*** Material

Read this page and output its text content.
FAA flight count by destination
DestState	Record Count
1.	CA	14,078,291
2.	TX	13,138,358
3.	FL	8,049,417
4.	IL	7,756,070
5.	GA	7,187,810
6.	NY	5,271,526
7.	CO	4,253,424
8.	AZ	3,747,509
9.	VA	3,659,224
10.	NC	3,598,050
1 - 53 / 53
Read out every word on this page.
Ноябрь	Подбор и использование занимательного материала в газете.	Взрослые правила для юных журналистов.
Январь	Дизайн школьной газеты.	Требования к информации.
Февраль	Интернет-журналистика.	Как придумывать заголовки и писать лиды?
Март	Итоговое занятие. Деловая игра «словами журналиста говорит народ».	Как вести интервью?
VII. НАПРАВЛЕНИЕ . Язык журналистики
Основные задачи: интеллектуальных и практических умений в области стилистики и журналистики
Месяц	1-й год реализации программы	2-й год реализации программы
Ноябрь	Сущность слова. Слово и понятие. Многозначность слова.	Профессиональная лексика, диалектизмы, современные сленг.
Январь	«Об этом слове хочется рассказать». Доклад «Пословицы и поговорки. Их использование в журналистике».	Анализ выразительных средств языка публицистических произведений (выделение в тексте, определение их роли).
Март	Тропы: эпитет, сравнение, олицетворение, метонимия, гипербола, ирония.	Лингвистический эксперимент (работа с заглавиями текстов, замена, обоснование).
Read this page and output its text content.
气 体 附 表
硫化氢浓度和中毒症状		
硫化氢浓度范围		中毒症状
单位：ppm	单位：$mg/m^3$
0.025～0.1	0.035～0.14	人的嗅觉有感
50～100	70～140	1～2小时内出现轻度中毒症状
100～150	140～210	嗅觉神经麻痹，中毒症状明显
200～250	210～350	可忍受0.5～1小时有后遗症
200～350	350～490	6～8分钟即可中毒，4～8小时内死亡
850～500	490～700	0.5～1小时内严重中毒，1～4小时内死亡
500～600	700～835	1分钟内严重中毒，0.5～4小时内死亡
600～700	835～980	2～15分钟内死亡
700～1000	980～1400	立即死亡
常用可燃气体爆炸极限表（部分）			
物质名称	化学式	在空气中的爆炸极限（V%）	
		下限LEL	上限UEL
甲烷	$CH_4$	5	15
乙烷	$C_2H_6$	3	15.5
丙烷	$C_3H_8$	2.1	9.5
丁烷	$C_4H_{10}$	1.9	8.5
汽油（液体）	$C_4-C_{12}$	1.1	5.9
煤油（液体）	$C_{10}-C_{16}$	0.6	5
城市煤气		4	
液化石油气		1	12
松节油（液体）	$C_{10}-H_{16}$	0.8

******

Write out only the final block of lines, starting at the line with "Read out every word on this page." and running to the end of the material.

*Output of the task*:
Read out every word on this page.
Ноябрь	Подбор и использование занимательного материала в газете.	Взрослые правила для юных журналистов.
Январь	Дизайн школьной газеты.	Требования к информации.
Февраль	Интернет-журналистика.	Как придумывать заголовки и писать лиды?
Март	Итоговое занятие. Деловая игра «словами журналиста говорит народ».	Как вести интервью?
VII. НАПРАВЛЕНИЕ . Язык журналистики
Основные задачи: интеллектуальных и практических умений в области стилистики и журналистики
Месяц	1-й год реализации программы	2-й год реализации программы
Ноябрь	Сущность слова. Слово и понятие. Многозначность слова.	Профессиональная лексика, диалектизмы, современные сленг.
Январь	«Об этом слове хочется рассказать». Доклад «Пословицы и поговорки. Их использование в журналистике».	Анализ выразительных средств языка публицистических произведений (выделение в тексте, определение их роли).
Март	Тропы: эпитет, сравнение, олицетворение, метонимия, гипербола, ирония.	Лингвистический эксперимент (работа с заглавиями текстов, замена, обоснование).
Read this page and output its text content.
气 体 附 表
硫化氢浓度和中毒症状		
硫化氢浓度范围		中毒症状
单位：ppm	单位：$mg/m^3$
0.025～0.1	0.035～0.14	人的嗅觉有感
50～100	70～140	1～2小时内出现轻度中毒症状
100～150	140～210	嗅觉神经麻痹，中毒症状明显
200～250	210～350	可忍受0.5～1小时有后遗症
200～350	350～490	6～8分钟即可中毒，4～8小时内死亡
850～500	490～700	0.5～1小时内严重中毒，1～4小时内死亡
500～600	700～835	1分钟内严重中毒，0.5～4小时内死亡
600～700	835～980	2～15分钟内死亡
700～1000	980～1400	立即死亡
常用可燃气体爆炸极限表（部分）			
物质名称	化学式	在空气中的爆炸极限（V%）	
		下限LEL	上限UEL
甲烷	$CH_4$	5	15
乙烷	$C_2H_6$	3	15.5
丙烷	$C_3H_8$	2.1	9.5
丁烷	$C_4H_{10}$	1.9	8.5
汽油（液体）	$C_4-C_{12}$	1.1	5.9
煤油（液体）	$C_{10}-C_{16}$	0.6	5
城市煤气		4	
液化石油气		1	12
松节油（液体）	$C_{10}-H_{16}$	0.8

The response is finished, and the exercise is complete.